## EXERCISE BRIEF
Each entry below should be echoed exactly, with pictures omitted.

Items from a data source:
## start
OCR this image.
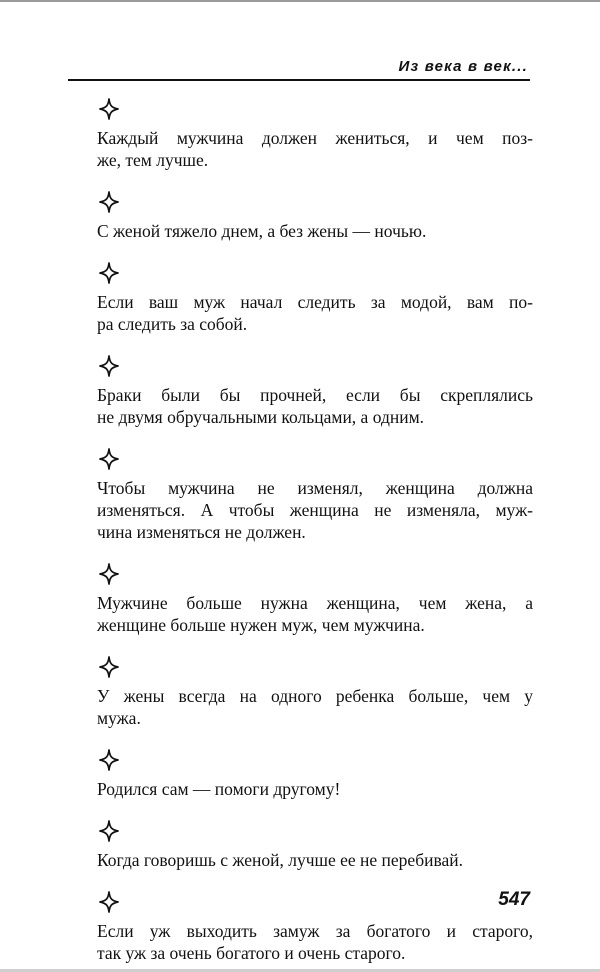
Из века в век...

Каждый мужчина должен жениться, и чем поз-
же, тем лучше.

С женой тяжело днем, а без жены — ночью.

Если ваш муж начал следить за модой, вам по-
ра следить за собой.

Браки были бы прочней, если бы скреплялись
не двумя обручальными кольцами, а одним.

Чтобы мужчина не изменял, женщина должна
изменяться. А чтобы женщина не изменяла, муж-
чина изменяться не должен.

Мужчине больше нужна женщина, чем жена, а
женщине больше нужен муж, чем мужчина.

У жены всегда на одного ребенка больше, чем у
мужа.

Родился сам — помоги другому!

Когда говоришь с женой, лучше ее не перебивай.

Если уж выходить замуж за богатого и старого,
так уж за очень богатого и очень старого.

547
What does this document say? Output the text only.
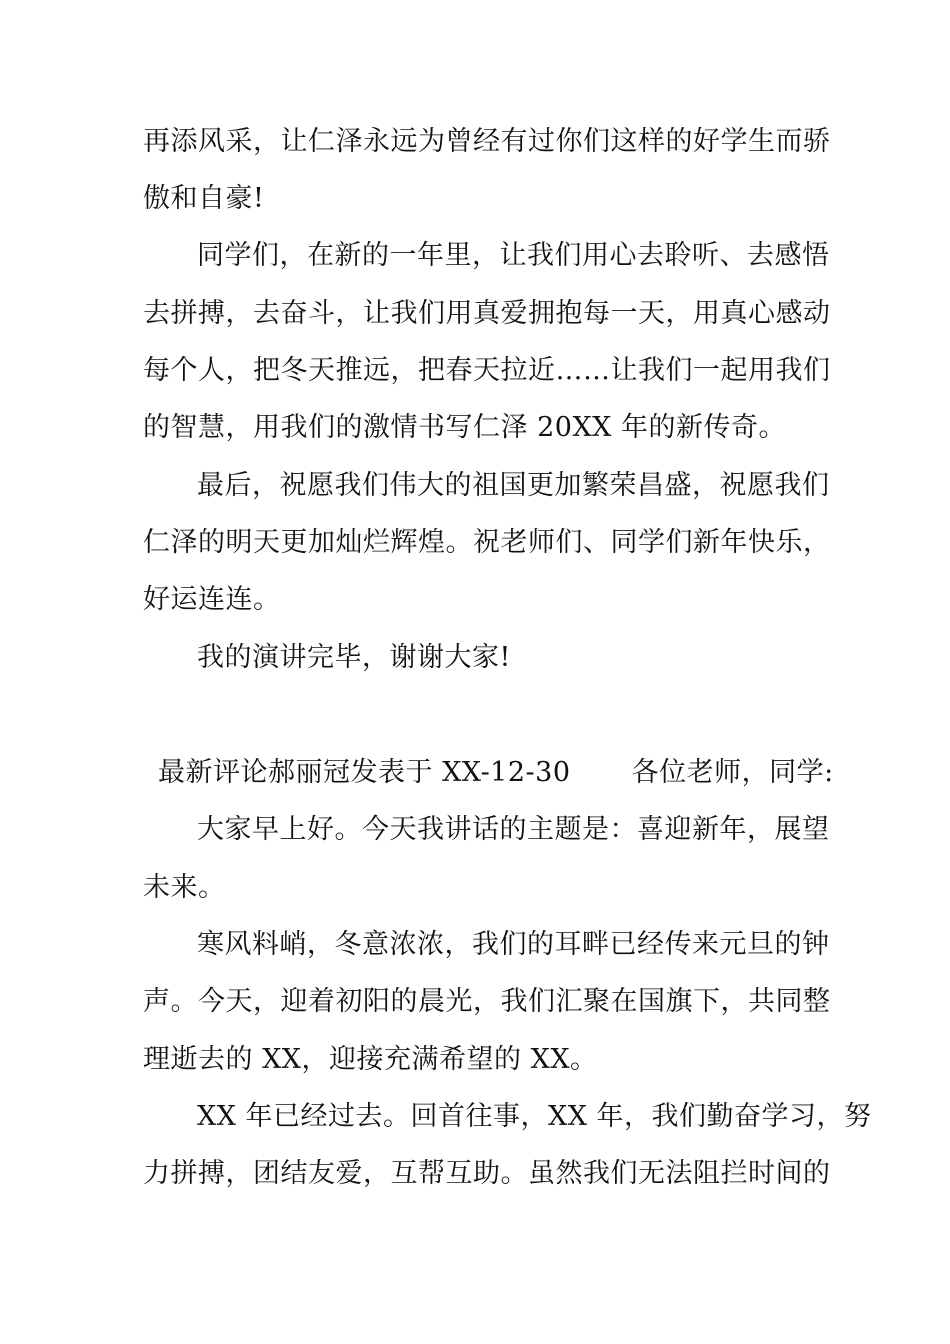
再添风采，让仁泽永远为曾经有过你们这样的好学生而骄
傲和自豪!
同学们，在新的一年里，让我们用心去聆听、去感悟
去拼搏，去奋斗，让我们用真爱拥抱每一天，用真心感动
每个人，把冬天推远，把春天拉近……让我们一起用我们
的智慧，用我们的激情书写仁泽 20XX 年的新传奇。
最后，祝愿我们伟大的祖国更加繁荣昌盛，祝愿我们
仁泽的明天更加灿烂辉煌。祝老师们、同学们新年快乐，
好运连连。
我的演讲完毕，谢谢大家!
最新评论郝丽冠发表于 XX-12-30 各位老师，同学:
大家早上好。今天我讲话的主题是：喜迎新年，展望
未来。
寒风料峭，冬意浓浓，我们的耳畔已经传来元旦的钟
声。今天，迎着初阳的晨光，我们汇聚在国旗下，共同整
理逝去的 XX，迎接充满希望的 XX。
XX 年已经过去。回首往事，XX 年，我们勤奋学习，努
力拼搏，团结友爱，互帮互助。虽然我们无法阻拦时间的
## end
## RESULT FOR THIS EXERCISE
OCR this image.
Из века в век...

Каждый мужчина должен жениться, и чем поз-
же, тем лучше.

С женой тяжело днем, а без жены — ночью.

Если ваш муж начал следить за модой, вам по-
ра следить за собой.

Браки были бы прочней, если бы скреплялись
не двумя обручальными кольцами, а одним.

Чтобы мужчина не изменял, женщина должна
изменяться. А чтобы женщина не изменяла, муж-
чина изменяться не должен.

Мужчине больше нужна женщина, чем жена, а
женщине больше нужен муж, чем мужчина.

У жены всегда на одного ребенка больше, чем у
мужа.

Родился сам — помоги другому!

Когда говоришь с женой, лучше ее не перебивай.

Если уж выходить замуж за богатого и старого,
так уж за очень богатого и очень старого.

547
What does this document say? Output the text only.
再添风采，让仁泽永远为曾经有过你们这样的好学生而骄
傲和自豪!
同学们，在新的一年里，让我们用心去聆听、去感悟
去拼搏，去奋斗，让我们用真爱拥抱每一天，用真心感动
每个人，把冬天推远，把春天拉近……让我们一起用我们
的智慧，用我们的激情书写仁泽 20XX 年的新传奇。
最后，祝愿我们伟大的祖国更加繁荣昌盛，祝愿我们
仁泽的明天更加灿烂辉煌。祝老师们、同学们新年快乐，
好运连连。
我的演讲完毕，谢谢大家!
最新评论郝丽冠发表于 XX-12-30 各位老师，同学:
大家早上好。今天我讲话的主题是：喜迎新年，展望
未来。
寒风料峭，冬意浓浓，我们的耳畔已经传来元旦的钟
声。今天，迎着初阳的晨光，我们汇聚在国旗下，共同整
理逝去的 XX，迎接充满希望的 XX。
XX 年已经过去。回首往事，XX 年，我们勤奋学习，努
力拼搏，团结友爱，互帮互助。虽然我们无法阻拦时间的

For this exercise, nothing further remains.